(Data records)
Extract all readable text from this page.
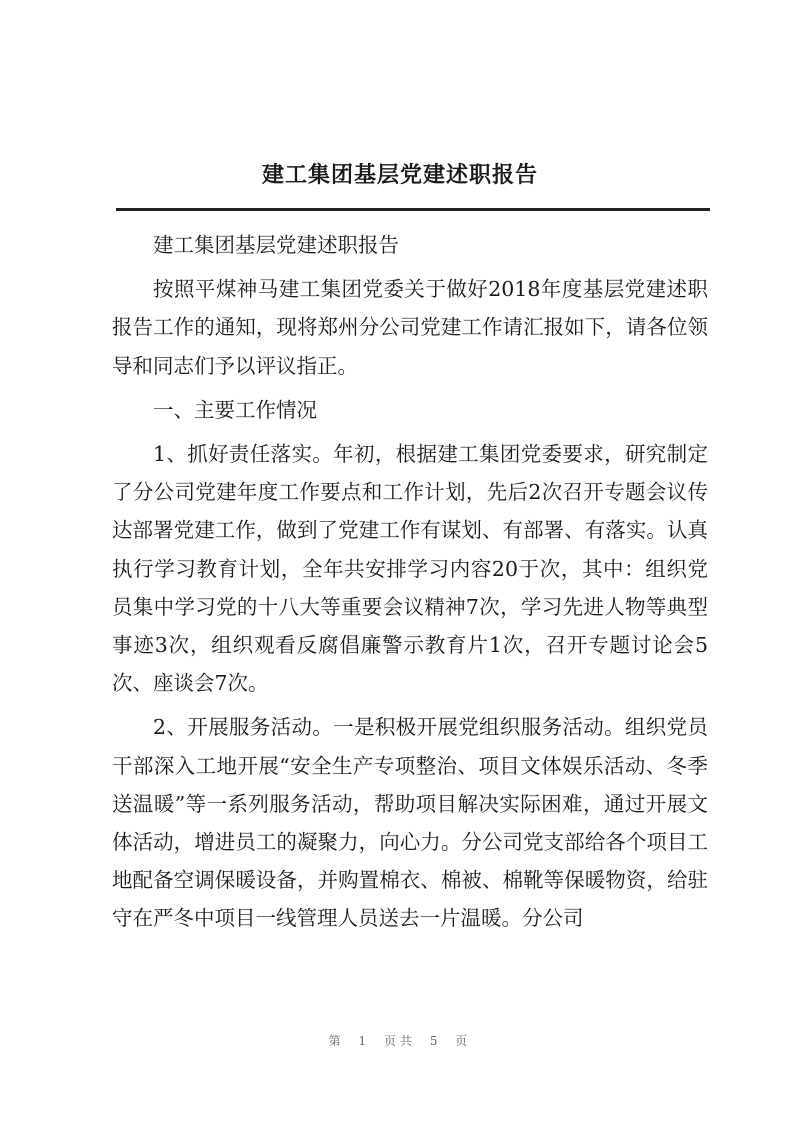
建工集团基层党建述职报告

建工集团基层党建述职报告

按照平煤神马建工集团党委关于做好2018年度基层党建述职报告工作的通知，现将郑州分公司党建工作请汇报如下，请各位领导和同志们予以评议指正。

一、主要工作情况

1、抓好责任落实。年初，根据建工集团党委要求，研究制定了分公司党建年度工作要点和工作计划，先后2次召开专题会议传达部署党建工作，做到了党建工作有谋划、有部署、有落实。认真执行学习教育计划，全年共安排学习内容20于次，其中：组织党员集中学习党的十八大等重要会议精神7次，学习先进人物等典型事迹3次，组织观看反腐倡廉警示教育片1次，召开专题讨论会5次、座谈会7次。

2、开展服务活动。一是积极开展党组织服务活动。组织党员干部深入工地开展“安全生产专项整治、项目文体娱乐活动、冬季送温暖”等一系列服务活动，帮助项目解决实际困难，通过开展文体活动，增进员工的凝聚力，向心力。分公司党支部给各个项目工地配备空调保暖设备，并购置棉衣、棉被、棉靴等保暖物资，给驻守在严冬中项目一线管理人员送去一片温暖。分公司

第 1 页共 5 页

==

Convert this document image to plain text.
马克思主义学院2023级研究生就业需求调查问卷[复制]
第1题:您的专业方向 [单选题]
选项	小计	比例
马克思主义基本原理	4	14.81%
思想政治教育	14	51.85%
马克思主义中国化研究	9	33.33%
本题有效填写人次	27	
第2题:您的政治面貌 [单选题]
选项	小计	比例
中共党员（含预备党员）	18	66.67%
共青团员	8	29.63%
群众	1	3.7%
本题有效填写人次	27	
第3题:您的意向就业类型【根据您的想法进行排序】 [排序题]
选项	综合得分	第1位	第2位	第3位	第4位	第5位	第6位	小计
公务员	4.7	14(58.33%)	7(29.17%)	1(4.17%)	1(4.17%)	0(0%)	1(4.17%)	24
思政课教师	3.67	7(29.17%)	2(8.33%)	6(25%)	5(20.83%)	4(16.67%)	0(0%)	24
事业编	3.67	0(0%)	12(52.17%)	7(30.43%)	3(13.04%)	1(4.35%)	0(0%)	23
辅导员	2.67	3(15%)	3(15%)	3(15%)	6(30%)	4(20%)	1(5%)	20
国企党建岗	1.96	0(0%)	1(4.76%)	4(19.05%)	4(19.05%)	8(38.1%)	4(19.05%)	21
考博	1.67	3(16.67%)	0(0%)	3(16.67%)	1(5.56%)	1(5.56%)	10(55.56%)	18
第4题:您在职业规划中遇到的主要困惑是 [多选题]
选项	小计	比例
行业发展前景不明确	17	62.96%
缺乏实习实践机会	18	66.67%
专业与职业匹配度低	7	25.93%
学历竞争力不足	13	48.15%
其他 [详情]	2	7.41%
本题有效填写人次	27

→ **What is needed**: Report each line in the preceding entries that holds the string "text".

→ **Expected answer**:
Extract all readable text from this page.
Convert this document image to plain text.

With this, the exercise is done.